§ **EXERCISE TASK**:
Find every line in the records that holds the string "JSON". Copy each one.
[Start of DATA EXTRACT]
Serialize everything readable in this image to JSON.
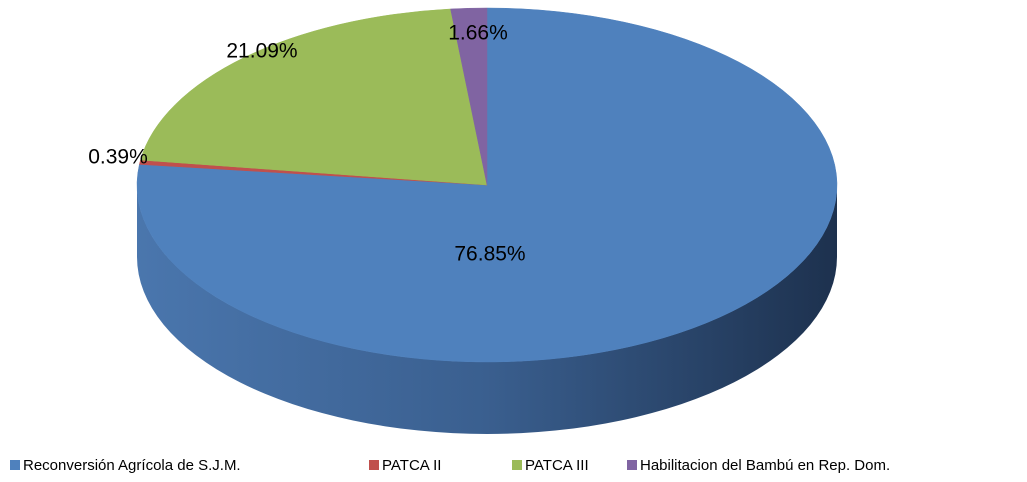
{
  "chart_data": {
    "type": "pie",
    "categories": [
      "Reconversión Agrícola de S.J.M.",
      "PATCA II",
      "PATCA III",
      "Habilitacion del Bambú en Rep. Dom."
    ],
    "values": [
      76.85,
      0.39,
      21.09,
      1.66
    ],
    "value_labels": [
      "76.85%",
      "0.39%",
      "21.09%",
      "1.66%"
    ],
    "colors": [
      "#4f81bd",
      "#c0504d",
      "#9bbb59",
      "#8064a2"
    ],
    "legend": "bottom"
  }
}
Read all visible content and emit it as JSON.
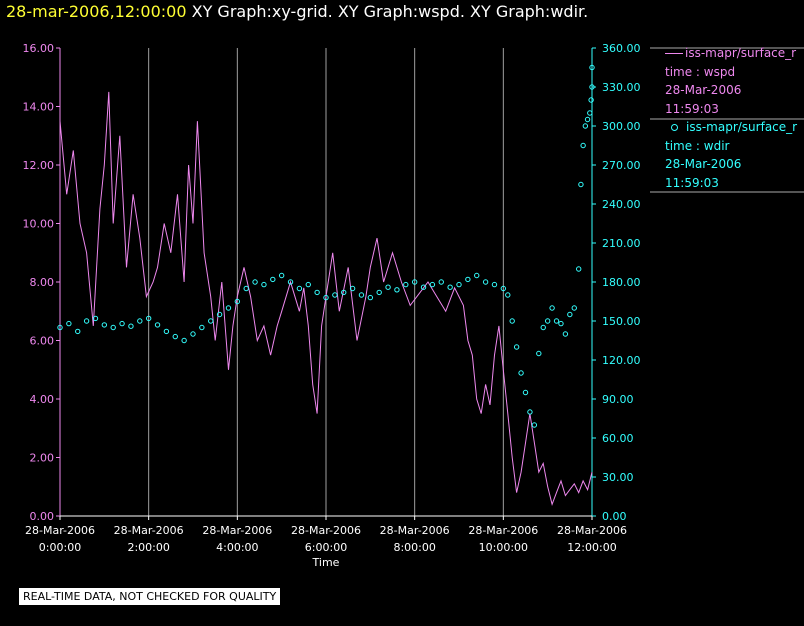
{
  "header": {
    "timestamp": "28-mar-2006,12:00:00",
    "graphs": "XY Graph:xy-grid.  XY Graph:wspd.  XY Graph:wdir."
  },
  "footer": {
    "notice": "REAL-TIME DATA, NOT CHECKED FOR QUALITY"
  },
  "legend": {
    "wspd": {
      "name": "iss-mapr/surface_r",
      "var": "time : wspd",
      "date": "28-Mar-2006",
      "time": "11:59:03",
      "color": "#ee88ee"
    },
    "wdir": {
      "name": "iss-mapr/surface_r",
      "var": "time : wdir",
      "date": "28-Mar-2006",
      "time": "11:59:03",
      "color": "#33ffff"
    }
  },
  "chart_data": {
    "type": "line+scatter",
    "xlabel": "Time",
    "xlim_hours": [
      0,
      12
    ],
    "x_ticks": [
      {
        "h": 0,
        "date": "28-Mar-2006",
        "time": "0:00:00"
      },
      {
        "h": 2,
        "date": "28-Mar-2006",
        "time": "2:00:00"
      },
      {
        "h": 4,
        "date": "28-Mar-2006",
        "time": "4:00:00"
      },
      {
        "h": 6,
        "date": "28-Mar-2006",
        "time": "6:00:00"
      },
      {
        "h": 8,
        "date": "28-Mar-2006",
        "time": "8:00:00"
      },
      {
        "h": 10,
        "date": "28-Mar-2006",
        "time": "10:00:00"
      },
      {
        "h": 12,
        "date": "28-Mar-2006",
        "time": "12:00:00"
      }
    ],
    "y_left": {
      "label": "wspd",
      "ylim": [
        0,
        16
      ],
      "ticks": [
        "0.00",
        "2.00",
        "4.00",
        "6.00",
        "8.00",
        "10.00",
        "12.00",
        "14.00",
        "16.00"
      ],
      "color": "#ee88ee"
    },
    "y_right": {
      "label": "wdir",
      "ylim": [
        0,
        360
      ],
      "ticks": [
        "0.00",
        "30.00",
        "60.00",
        "90.00",
        "120.00",
        "150.00",
        "180.00",
        "210.00",
        "240.00",
        "270.00",
        "300.00",
        "330.00",
        "360.00"
      ],
      "color": "#33ffff"
    },
    "grid": "vertical lines at major x ticks",
    "series": [
      {
        "name": "wspd",
        "style": "line",
        "color": "#ee88ee",
        "points": [
          [
            0.0,
            13.5
          ],
          [
            0.15,
            11.0
          ],
          [
            0.3,
            12.5
          ],
          [
            0.45,
            10.0
          ],
          [
            0.6,
            9.0
          ],
          [
            0.75,
            6.5
          ],
          [
            0.9,
            10.5
          ],
          [
            1.0,
            12.0
          ],
          [
            1.1,
            14.5
          ],
          [
            1.2,
            10.0
          ],
          [
            1.35,
            13.0
          ],
          [
            1.5,
            8.5
          ],
          [
            1.65,
            11.0
          ],
          [
            1.8,
            9.5
          ],
          [
            1.95,
            7.5
          ],
          [
            2.1,
            8.0
          ],
          [
            2.2,
            8.5
          ],
          [
            2.35,
            10.0
          ],
          [
            2.5,
            9.0
          ],
          [
            2.65,
            11.0
          ],
          [
            2.8,
            8.0
          ],
          [
            2.9,
            12.0
          ],
          [
            3.0,
            10.0
          ],
          [
            3.1,
            13.5
          ],
          [
            3.25,
            9.0
          ],
          [
            3.4,
            7.5
          ],
          [
            3.5,
            6.0
          ],
          [
            3.65,
            8.0
          ],
          [
            3.8,
            5.0
          ],
          [
            3.9,
            6.5
          ],
          [
            4.0,
            7.5
          ],
          [
            4.15,
            8.5
          ],
          [
            4.3,
            7.5
          ],
          [
            4.45,
            6.0
          ],
          [
            4.6,
            6.5
          ],
          [
            4.75,
            5.5
          ],
          [
            4.9,
            6.5
          ],
          [
            5.0,
            7.0
          ],
          [
            5.2,
            8.0
          ],
          [
            5.4,
            7.0
          ],
          [
            5.5,
            7.8
          ],
          [
            5.6,
            6.5
          ],
          [
            5.7,
            4.5
          ],
          [
            5.8,
            3.5
          ],
          [
            5.9,
            6.5
          ],
          [
            6.0,
            7.5
          ],
          [
            6.15,
            9.0
          ],
          [
            6.3,
            7.0
          ],
          [
            6.5,
            8.5
          ],
          [
            6.7,
            6.0
          ],
          [
            6.9,
            7.5
          ],
          [
            7.0,
            8.5
          ],
          [
            7.15,
            9.5
          ],
          [
            7.3,
            8.0
          ],
          [
            7.5,
            9.0
          ],
          [
            7.7,
            8.0
          ],
          [
            7.9,
            7.2
          ],
          [
            8.1,
            7.6
          ],
          [
            8.3,
            8.0
          ],
          [
            8.5,
            7.5
          ],
          [
            8.7,
            7.0
          ],
          [
            8.9,
            7.8
          ],
          [
            9.1,
            7.2
          ],
          [
            9.2,
            6.0
          ],
          [
            9.3,
            5.5
          ],
          [
            9.4,
            4.0
          ],
          [
            9.5,
            3.5
          ],
          [
            9.6,
            4.5
          ],
          [
            9.7,
            3.8
          ],
          [
            9.8,
            5.5
          ],
          [
            9.9,
            6.5
          ],
          [
            10.0,
            5.0
          ],
          [
            10.1,
            3.5
          ],
          [
            10.2,
            2.0
          ],
          [
            10.3,
            0.8
          ],
          [
            10.4,
            1.5
          ],
          [
            10.5,
            2.5
          ],
          [
            10.6,
            3.5
          ],
          [
            10.7,
            2.5
          ],
          [
            10.8,
            1.5
          ],
          [
            10.9,
            1.8
          ],
          [
            11.0,
            1.0
          ],
          [
            11.1,
            0.4
          ],
          [
            11.2,
            0.8
          ],
          [
            11.3,
            1.2
          ],
          [
            11.4,
            0.7
          ],
          [
            11.5,
            0.9
          ],
          [
            11.6,
            1.1
          ],
          [
            11.7,
            0.8
          ],
          [
            11.8,
            1.2
          ],
          [
            11.9,
            0.9
          ],
          [
            12.0,
            1.5
          ]
        ]
      },
      {
        "name": "wdir",
        "style": "scatter",
        "color": "#33ffff",
        "points": [
          [
            0.0,
            145
          ],
          [
            0.2,
            148
          ],
          [
            0.4,
            142
          ],
          [
            0.6,
            150
          ],
          [
            0.8,
            152
          ],
          [
            1.0,
            147
          ],
          [
            1.2,
            145
          ],
          [
            1.4,
            148
          ],
          [
            1.6,
            146
          ],
          [
            1.8,
            150
          ],
          [
            2.0,
            152
          ],
          [
            2.2,
            147
          ],
          [
            2.4,
            142
          ],
          [
            2.6,
            138
          ],
          [
            2.8,
            135
          ],
          [
            3.0,
            140
          ],
          [
            3.2,
            145
          ],
          [
            3.4,
            150
          ],
          [
            3.6,
            155
          ],
          [
            3.8,
            160
          ],
          [
            4.0,
            165
          ],
          [
            4.2,
            175
          ],
          [
            4.4,
            180
          ],
          [
            4.6,
            178
          ],
          [
            4.8,
            182
          ],
          [
            5.0,
            185
          ],
          [
            5.2,
            180
          ],
          [
            5.4,
            175
          ],
          [
            5.6,
            178
          ],
          [
            5.8,
            172
          ],
          [
            6.0,
            168
          ],
          [
            6.2,
            170
          ],
          [
            6.4,
            172
          ],
          [
            6.6,
            175
          ],
          [
            6.8,
            170
          ],
          [
            7.0,
            168
          ],
          [
            7.2,
            172
          ],
          [
            7.4,
            176
          ],
          [
            7.6,
            174
          ],
          [
            7.8,
            178
          ],
          [
            8.0,
            180
          ],
          [
            8.2,
            176
          ],
          [
            8.4,
            178
          ],
          [
            8.6,
            180
          ],
          [
            8.8,
            176
          ],
          [
            9.0,
            178
          ],
          [
            9.2,
            182
          ],
          [
            9.4,
            185
          ],
          [
            9.6,
            180
          ],
          [
            9.8,
            178
          ],
          [
            10.0,
            175
          ],
          [
            10.1,
            170
          ],
          [
            10.2,
            150
          ],
          [
            10.3,
            130
          ],
          [
            10.4,
            110
          ],
          [
            10.5,
            95
          ],
          [
            10.6,
            80
          ],
          [
            10.7,
            70
          ],
          [
            10.8,
            125
          ],
          [
            10.9,
            145
          ],
          [
            11.0,
            150
          ],
          [
            11.1,
            160
          ],
          [
            11.2,
            150
          ],
          [
            11.3,
            148
          ],
          [
            11.4,
            140
          ],
          [
            11.5,
            155
          ],
          [
            11.6,
            160
          ],
          [
            11.7,
            190
          ],
          [
            11.75,
            255
          ],
          [
            11.8,
            285
          ],
          [
            11.85,
            300
          ],
          [
            11.9,
            305
          ],
          [
            11.95,
            310
          ],
          [
            11.98,
            320
          ],
          [
            12.0,
            330
          ],
          [
            12.0,
            345
          ]
        ]
      }
    ]
  }
}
[End of DATA EXTRACT]
§ **EXERCISE OUTPUT**:
Serialize everything readable in this image to JSON.
Read all visible content and emit it as JSON.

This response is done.